§ **SET TASK**: From the listing below, count the lines where the string "Image" occurs. Give the number, with no other words.

§ **LISTED ENTRIES**:
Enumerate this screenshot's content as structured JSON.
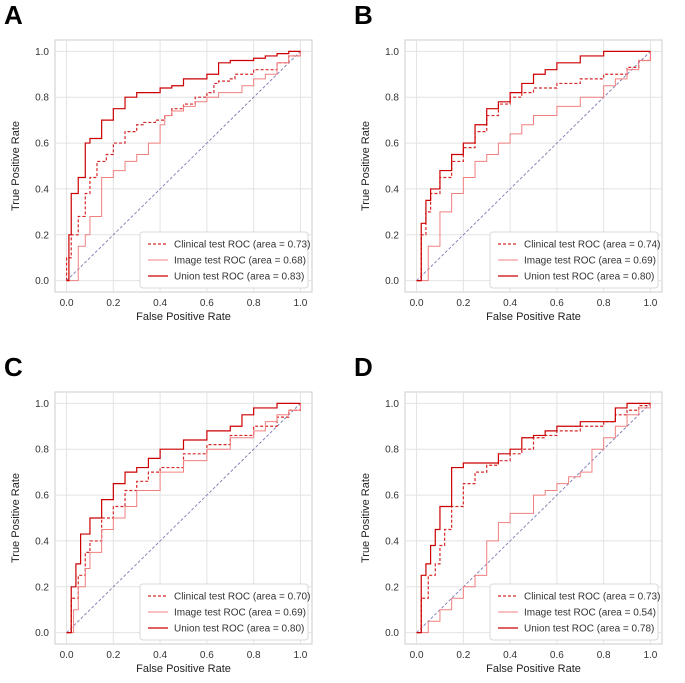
{
  "chart_data": [
    {
      "panel": "A",
      "type": "line",
      "xlabel": "False Positive Rate",
      "ylabel": "True Positive Rate",
      "xlim": [
        0,
        1
      ],
      "ylim": [
        0,
        1
      ],
      "xticks": [
        "0.0",
        "0.2",
        "0.4",
        "0.6",
        "0.8",
        "1.0"
      ],
      "yticks": [
        "0.0",
        "0.2",
        "0.4",
        "0.6",
        "0.8",
        "1.0"
      ],
      "grid": true,
      "legend_position": "lower-right",
      "series": [
        {
          "name": "Clinical test ROC (area = 0.73)",
          "color": "#d62728",
          "style": "dashed",
          "x": [
            0,
            0,
            0.02,
            0.05,
            0.08,
            0.1,
            0.13,
            0.17,
            0.2,
            0.25,
            0.3,
            0.33,
            0.38,
            0.42,
            0.45,
            0.5,
            0.55,
            0.6,
            0.63,
            0.65,
            0.7,
            0.72,
            0.8,
            0.9,
            0.95,
            1.0
          ],
          "y": [
            0,
            0.1,
            0.2,
            0.28,
            0.38,
            0.45,
            0.52,
            0.55,
            0.6,
            0.65,
            0.68,
            0.69,
            0.7,
            0.72,
            0.75,
            0.77,
            0.8,
            0.82,
            0.86,
            0.87,
            0.88,
            0.9,
            0.92,
            0.95,
            0.98,
            1.0
          ]
        },
        {
          "name": "Image test ROC (area = 0.68)",
          "color": "#f08080",
          "style": "solid",
          "x": [
            0,
            0.05,
            0.08,
            0.1,
            0.15,
            0.2,
            0.25,
            0.3,
            0.35,
            0.4,
            0.42,
            0.45,
            0.5,
            0.55,
            0.6,
            0.65,
            0.7,
            0.75,
            0.8,
            0.85,
            0.9,
            0.95,
            1.0
          ],
          "y": [
            0,
            0.15,
            0.2,
            0.28,
            0.45,
            0.48,
            0.52,
            0.55,
            0.6,
            0.68,
            0.72,
            0.74,
            0.76,
            0.78,
            0.8,
            0.82,
            0.82,
            0.85,
            0.88,
            0.9,
            0.95,
            0.98,
            1.0
          ]
        },
        {
          "name": "Union test ROC (area = 0.83)",
          "color": "#cc0000",
          "style": "solid",
          "x": [
            0,
            0.01,
            0.02,
            0.05,
            0.08,
            0.1,
            0.15,
            0.2,
            0.25,
            0.3,
            0.4,
            0.45,
            0.5,
            0.6,
            0.65,
            0.7,
            0.8,
            0.85,
            0.9,
            0.95,
            1.0
          ],
          "y": [
            0,
            0.2,
            0.38,
            0.45,
            0.6,
            0.62,
            0.7,
            0.75,
            0.8,
            0.82,
            0.84,
            0.85,
            0.88,
            0.9,
            0.95,
            0.96,
            0.97,
            0.98,
            0.99,
            1.0,
            1.0
          ]
        }
      ]
    },
    {
      "panel": "B",
      "type": "line",
      "xlabel": "False Positive Rate",
      "ylabel": "True Positive Rate",
      "xlim": [
        0,
        1
      ],
      "ylim": [
        0,
        1
      ],
      "xticks": [
        "0.0",
        "0.2",
        "0.4",
        "0.6",
        "0.8",
        "1.0"
      ],
      "yticks": [
        "0.0",
        "0.2",
        "0.4",
        "0.6",
        "0.8",
        "1.0"
      ],
      "grid": true,
      "legend_position": "lower-right",
      "series": [
        {
          "name": "Clinical test ROC (area = 0.74)",
          "color": "#d62728",
          "style": "dashed",
          "x": [
            0,
            0.02,
            0.04,
            0.06,
            0.1,
            0.15,
            0.2,
            0.25,
            0.3,
            0.35,
            0.4,
            0.45,
            0.5,
            0.6,
            0.7,
            0.8,
            0.9,
            0.95,
            1.0
          ],
          "y": [
            0,
            0.2,
            0.3,
            0.38,
            0.45,
            0.52,
            0.58,
            0.65,
            0.72,
            0.77,
            0.8,
            0.82,
            0.84,
            0.86,
            0.88,
            0.9,
            0.93,
            0.96,
            1.0
          ]
        },
        {
          "name": "Image test ROC (area = 0.69)",
          "color": "#f08080",
          "style": "solid",
          "x": [
            0,
            0.05,
            0.1,
            0.15,
            0.2,
            0.25,
            0.3,
            0.35,
            0.4,
            0.45,
            0.5,
            0.6,
            0.7,
            0.8,
            0.85,
            0.9,
            0.95,
            1.0
          ],
          "y": [
            0,
            0.15,
            0.3,
            0.38,
            0.45,
            0.52,
            0.55,
            0.6,
            0.64,
            0.68,
            0.72,
            0.76,
            0.8,
            0.85,
            0.88,
            0.92,
            0.96,
            1.0
          ]
        },
        {
          "name": "Union test ROC (area = 0.80)",
          "color": "#cc0000",
          "style": "solid",
          "x": [
            0,
            0.02,
            0.04,
            0.06,
            0.1,
            0.15,
            0.2,
            0.25,
            0.3,
            0.35,
            0.4,
            0.45,
            0.5,
            0.55,
            0.6,
            0.7,
            0.8,
            0.9,
            1.0
          ],
          "y": [
            0,
            0.25,
            0.35,
            0.4,
            0.48,
            0.55,
            0.6,
            0.68,
            0.75,
            0.78,
            0.82,
            0.86,
            0.9,
            0.92,
            0.95,
            0.98,
            1.0,
            1.0,
            1.0
          ]
        }
      ]
    },
    {
      "panel": "C",
      "type": "line",
      "xlabel": "False Positive Rate",
      "ylabel": "True Positive Rate",
      "xlim": [
        0,
        1
      ],
      "ylim": [
        0,
        1
      ],
      "xticks": [
        "0.0",
        "0.2",
        "0.4",
        "0.6",
        "0.8",
        "1.0"
      ],
      "yticks": [
        "0.0",
        "0.2",
        "0.4",
        "0.6",
        "0.8",
        "1.0"
      ],
      "grid": true,
      "legend_position": "lower-right",
      "series": [
        {
          "name": "Clinical test ROC (area = 0.70)",
          "color": "#d62728",
          "style": "dashed",
          "x": [
            0,
            0.02,
            0.05,
            0.08,
            0.1,
            0.15,
            0.2,
            0.25,
            0.3,
            0.35,
            0.4,
            0.5,
            0.6,
            0.7,
            0.8,
            0.9,
            0.95,
            1.0
          ],
          "y": [
            0,
            0.15,
            0.25,
            0.35,
            0.4,
            0.5,
            0.55,
            0.62,
            0.66,
            0.7,
            0.72,
            0.78,
            0.82,
            0.86,
            0.9,
            0.94,
            0.97,
            1.0
          ]
        },
        {
          "name": "Image test ROC (area = 0.69)",
          "color": "#f08080",
          "style": "solid",
          "x": [
            0,
            0.03,
            0.05,
            0.08,
            0.1,
            0.15,
            0.2,
            0.25,
            0.3,
            0.4,
            0.5,
            0.6,
            0.7,
            0.8,
            0.85,
            0.9,
            0.95,
            1.0
          ],
          "y": [
            0,
            0.1,
            0.2,
            0.28,
            0.35,
            0.45,
            0.5,
            0.55,
            0.62,
            0.7,
            0.75,
            0.8,
            0.85,
            0.88,
            0.92,
            0.95,
            0.97,
            1.0
          ]
        },
        {
          "name": "Union test ROC (area = 0.80)",
          "color": "#cc0000",
          "style": "solid",
          "x": [
            0,
            0.02,
            0.04,
            0.06,
            0.1,
            0.15,
            0.2,
            0.25,
            0.3,
            0.35,
            0.4,
            0.5,
            0.6,
            0.7,
            0.75,
            0.8,
            0.9,
            1.0
          ],
          "y": [
            0,
            0.2,
            0.3,
            0.43,
            0.5,
            0.58,
            0.65,
            0.7,
            0.72,
            0.76,
            0.8,
            0.84,
            0.88,
            0.9,
            0.95,
            0.98,
            1.0,
            1.0
          ]
        }
      ]
    },
    {
      "panel": "D",
      "type": "line",
      "xlabel": "False Positive Rate",
      "ylabel": "True Positive Rate",
      "xlim": [
        0,
        1
      ],
      "ylim": [
        0,
        1
      ],
      "xticks": [
        "0.0",
        "0.2",
        "0.4",
        "0.6",
        "0.8",
        "1.0"
      ],
      "yticks": [
        "0.0",
        "0.2",
        "0.4",
        "0.6",
        "0.8",
        "1.0"
      ],
      "grid": true,
      "legend_position": "lower-right",
      "series": [
        {
          "name": "Clinical test ROC (area = 0.73)",
          "color": "#d62728",
          "style": "dashed",
          "x": [
            0,
            0.02,
            0.05,
            0.08,
            0.1,
            0.12,
            0.15,
            0.2,
            0.25,
            0.3,
            0.35,
            0.4,
            0.45,
            0.5,
            0.55,
            0.6,
            0.7,
            0.8,
            0.85,
            0.9,
            0.95,
            1.0
          ],
          "y": [
            0,
            0.15,
            0.25,
            0.3,
            0.38,
            0.45,
            0.55,
            0.65,
            0.7,
            0.73,
            0.75,
            0.78,
            0.8,
            0.85,
            0.86,
            0.88,
            0.9,
            0.92,
            0.95,
            0.97,
            0.99,
            1.0
          ]
        },
        {
          "name": "Image test ROC (area = 0.54)",
          "color": "#f08080",
          "style": "solid",
          "x": [
            0,
            0.05,
            0.1,
            0.15,
            0.2,
            0.25,
            0.3,
            0.35,
            0.4,
            0.5,
            0.55,
            0.6,
            0.65,
            0.7,
            0.75,
            0.8,
            0.85,
            0.9,
            0.95,
            1.0
          ],
          "y": [
            0,
            0.05,
            0.1,
            0.15,
            0.2,
            0.25,
            0.4,
            0.48,
            0.52,
            0.6,
            0.62,
            0.65,
            0.68,
            0.7,
            0.8,
            0.85,
            0.9,
            0.95,
            0.98,
            1.0
          ]
        },
        {
          "name": "Union test ROC (area = 0.78)",
          "color": "#cc0000",
          "style": "solid",
          "x": [
            0,
            0.02,
            0.04,
            0.06,
            0.08,
            0.1,
            0.15,
            0.2,
            0.25,
            0.3,
            0.35,
            0.4,
            0.45,
            0.5,
            0.55,
            0.6,
            0.7,
            0.8,
            0.85,
            0.9,
            0.95,
            1.0
          ],
          "y": [
            0,
            0.25,
            0.3,
            0.38,
            0.45,
            0.55,
            0.72,
            0.74,
            0.74,
            0.74,
            0.78,
            0.8,
            0.85,
            0.86,
            0.88,
            0.9,
            0.92,
            0.92,
            0.98,
            1.0,
            1.0,
            1.0
          ]
        }
      ]
    }
  ]
}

§ **EXPECTED ANSWER**: 4